[Given request]
All the data must come back unchanged, except that pictures are left out.

/---

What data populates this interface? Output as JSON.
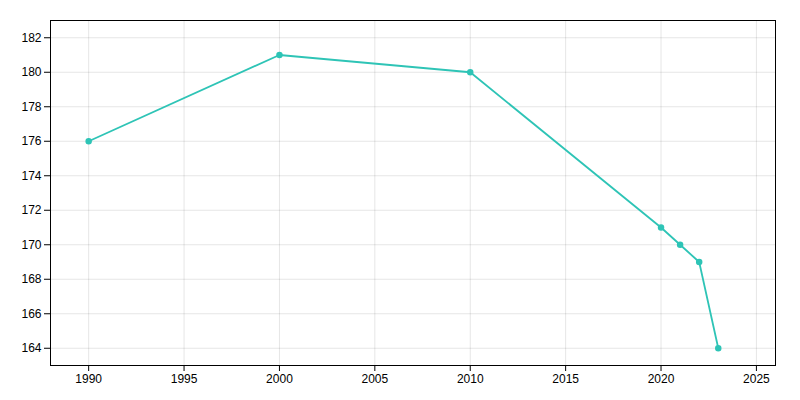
{
  "chart_data": {
    "type": "line",
    "x": [
      1990,
      2000,
      2010,
      2020,
      2021,
      2022,
      2023
    ],
    "values": [
      176,
      181,
      180,
      171,
      170,
      169,
      164
    ],
    "color": "#2EC4B6",
    "marker": "circle",
    "xlim": [
      1988,
      2026
    ],
    "ylim": [
      163,
      183
    ],
    "xticks": [
      1990,
      1995,
      2000,
      2005,
      2010,
      2015,
      2020,
      2025
    ],
    "yticks": [
      164,
      166,
      168,
      170,
      172,
      174,
      176,
      178,
      180,
      182
    ],
    "grid": true
  }
}
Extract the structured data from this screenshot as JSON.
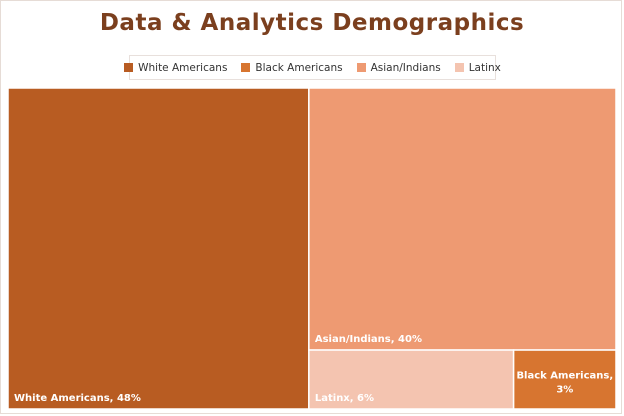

\---

[Answer to this exercise]
What data populates this interface? Output as JSON.
{
  "chart_data": {
    "type": "line",
    "x": [
      1990,
      2000,
      2010,
      2020,
      2021,
      2022,
      2023
    ],
    "values": [
      176,
      181,
      180,
      171,
      170,
      169,
      164
    ],
    "color": "#2EC4B6",
    "marker": "circle",
    "xlim": [
      1988,
      2026
    ],
    "ylim": [
      163,
      183
    ],
    "xticks": [
      1990,
      1995,
      2000,
      2005,
      2010,
      2015,
      2020,
      2025
    ],
    "yticks": [
      164,
      166,
      168,
      170,
      172,
      174,
      176,
      178,
      180,
      182
    ],
    "grid": true
  }
}
Extract the structured data from this screenshot as JSON.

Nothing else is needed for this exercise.